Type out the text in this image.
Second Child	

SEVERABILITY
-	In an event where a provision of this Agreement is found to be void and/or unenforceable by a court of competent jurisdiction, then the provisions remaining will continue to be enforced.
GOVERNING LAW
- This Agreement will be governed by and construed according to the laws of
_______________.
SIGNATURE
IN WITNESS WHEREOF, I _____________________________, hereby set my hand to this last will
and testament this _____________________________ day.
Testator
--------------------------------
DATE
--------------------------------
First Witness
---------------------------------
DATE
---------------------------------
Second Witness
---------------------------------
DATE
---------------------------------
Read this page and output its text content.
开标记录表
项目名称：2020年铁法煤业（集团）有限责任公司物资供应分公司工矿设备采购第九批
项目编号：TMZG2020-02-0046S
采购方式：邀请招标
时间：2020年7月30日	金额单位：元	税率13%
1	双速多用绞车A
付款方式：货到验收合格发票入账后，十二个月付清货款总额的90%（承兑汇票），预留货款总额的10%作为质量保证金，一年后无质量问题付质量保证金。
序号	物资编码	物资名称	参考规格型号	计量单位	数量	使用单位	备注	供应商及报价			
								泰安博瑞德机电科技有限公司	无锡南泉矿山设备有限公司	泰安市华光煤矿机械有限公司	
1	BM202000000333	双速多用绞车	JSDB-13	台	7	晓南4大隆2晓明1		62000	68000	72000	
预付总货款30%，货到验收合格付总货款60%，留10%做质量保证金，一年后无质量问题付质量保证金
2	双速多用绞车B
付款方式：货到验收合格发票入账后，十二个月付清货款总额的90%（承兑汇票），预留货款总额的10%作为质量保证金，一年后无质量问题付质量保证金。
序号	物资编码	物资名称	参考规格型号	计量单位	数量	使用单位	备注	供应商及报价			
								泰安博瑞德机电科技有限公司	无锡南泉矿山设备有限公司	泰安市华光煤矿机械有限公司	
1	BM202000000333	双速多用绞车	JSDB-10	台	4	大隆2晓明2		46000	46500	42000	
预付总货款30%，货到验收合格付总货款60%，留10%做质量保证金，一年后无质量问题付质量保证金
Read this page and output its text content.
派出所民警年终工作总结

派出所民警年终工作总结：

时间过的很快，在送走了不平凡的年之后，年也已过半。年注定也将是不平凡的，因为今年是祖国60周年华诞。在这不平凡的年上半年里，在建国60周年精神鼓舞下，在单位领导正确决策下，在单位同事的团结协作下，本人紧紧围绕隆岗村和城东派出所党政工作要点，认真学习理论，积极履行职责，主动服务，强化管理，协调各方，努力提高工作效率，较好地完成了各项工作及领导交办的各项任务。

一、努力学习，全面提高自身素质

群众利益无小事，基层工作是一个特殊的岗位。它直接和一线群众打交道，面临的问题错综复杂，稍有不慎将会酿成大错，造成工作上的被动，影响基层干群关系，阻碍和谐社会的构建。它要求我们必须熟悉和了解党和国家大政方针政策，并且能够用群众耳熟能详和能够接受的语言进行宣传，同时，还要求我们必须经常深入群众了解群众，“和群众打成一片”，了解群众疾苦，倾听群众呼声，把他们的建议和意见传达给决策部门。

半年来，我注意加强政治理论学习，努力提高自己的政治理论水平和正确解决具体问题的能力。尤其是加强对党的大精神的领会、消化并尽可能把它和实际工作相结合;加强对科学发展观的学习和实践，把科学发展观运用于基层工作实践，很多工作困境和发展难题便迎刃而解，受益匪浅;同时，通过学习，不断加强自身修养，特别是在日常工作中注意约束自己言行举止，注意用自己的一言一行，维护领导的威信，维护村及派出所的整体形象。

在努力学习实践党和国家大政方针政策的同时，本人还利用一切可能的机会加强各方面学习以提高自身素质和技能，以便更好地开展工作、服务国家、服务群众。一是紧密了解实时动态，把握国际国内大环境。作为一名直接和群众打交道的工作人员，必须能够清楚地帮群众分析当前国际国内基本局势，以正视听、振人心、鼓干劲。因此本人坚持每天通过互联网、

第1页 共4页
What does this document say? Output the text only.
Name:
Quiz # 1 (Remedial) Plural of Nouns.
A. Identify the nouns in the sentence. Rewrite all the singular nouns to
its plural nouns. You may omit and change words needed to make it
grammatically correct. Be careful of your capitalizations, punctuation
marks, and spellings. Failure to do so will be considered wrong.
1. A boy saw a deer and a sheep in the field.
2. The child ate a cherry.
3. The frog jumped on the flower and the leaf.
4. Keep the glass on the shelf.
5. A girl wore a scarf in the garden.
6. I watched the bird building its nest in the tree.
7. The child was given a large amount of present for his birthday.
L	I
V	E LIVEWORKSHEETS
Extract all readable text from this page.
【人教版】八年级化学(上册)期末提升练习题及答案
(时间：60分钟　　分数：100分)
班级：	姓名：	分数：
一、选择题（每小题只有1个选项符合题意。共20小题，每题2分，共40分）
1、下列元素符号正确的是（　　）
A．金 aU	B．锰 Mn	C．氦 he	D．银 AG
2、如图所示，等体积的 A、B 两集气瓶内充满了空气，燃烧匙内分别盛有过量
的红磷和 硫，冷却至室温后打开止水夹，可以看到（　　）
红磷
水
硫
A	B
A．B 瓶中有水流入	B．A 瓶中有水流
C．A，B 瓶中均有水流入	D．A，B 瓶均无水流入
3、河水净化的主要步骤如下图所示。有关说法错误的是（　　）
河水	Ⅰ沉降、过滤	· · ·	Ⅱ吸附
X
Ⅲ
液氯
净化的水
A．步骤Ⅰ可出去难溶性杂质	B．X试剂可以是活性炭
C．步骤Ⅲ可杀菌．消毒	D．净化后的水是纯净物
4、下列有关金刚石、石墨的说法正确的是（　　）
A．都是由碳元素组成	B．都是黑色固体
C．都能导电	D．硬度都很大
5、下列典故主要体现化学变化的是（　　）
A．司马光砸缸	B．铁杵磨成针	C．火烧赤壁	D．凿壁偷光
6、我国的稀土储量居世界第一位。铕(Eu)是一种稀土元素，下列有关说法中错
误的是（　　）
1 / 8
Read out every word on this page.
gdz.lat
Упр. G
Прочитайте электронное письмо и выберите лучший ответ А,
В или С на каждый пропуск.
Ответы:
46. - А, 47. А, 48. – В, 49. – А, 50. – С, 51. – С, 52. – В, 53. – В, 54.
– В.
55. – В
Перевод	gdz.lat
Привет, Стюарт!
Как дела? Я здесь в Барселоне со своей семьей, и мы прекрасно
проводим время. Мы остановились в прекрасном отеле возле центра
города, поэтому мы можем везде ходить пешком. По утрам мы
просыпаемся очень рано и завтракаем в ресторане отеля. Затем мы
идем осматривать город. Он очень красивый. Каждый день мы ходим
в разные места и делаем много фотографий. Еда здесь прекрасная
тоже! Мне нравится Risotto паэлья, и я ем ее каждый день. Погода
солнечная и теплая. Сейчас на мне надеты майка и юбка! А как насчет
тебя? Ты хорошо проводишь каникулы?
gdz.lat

**Given exercise**
Take the lines from the one containing "Read out every word on this page." to the last line of the material above and write them out exactly.

**Task result**
Read out every word on this page.
gdz.lat
Упр. G
Прочитайте электронное письмо и выберите лучший ответ А,
В или С на каждый пропуск.
Ответы:
46. - А, 47. А, 48. – В, 49. – А, 50. – С, 51. – С, 52. – В, 53. – В, 54.
– В.
55. – В
Перевод	gdz.lat
Привет, Стюарт!
Как дела? Я здесь в Барселоне со своей семьей, и мы прекрасно
проводим время. Мы остановились в прекрасном отеле возле центра
города, поэтому мы можем везде ходить пешком. По утрам мы
просыпаемся очень рано и завтракаем в ресторане отеля. Затем мы
идем осматривать город. Он очень красивый. Каждый день мы ходим
в разные места и делаем много фотографий. Еда здесь прекрасная
тоже! Мне нравится Risotto паэлья, и я ем ее каждый день. Погода
солнечная и теплая. Сейчас на мне надеты майка и юбка! А как насчет
тебя? Ты хорошо проводишь каникулы?
gdz.lat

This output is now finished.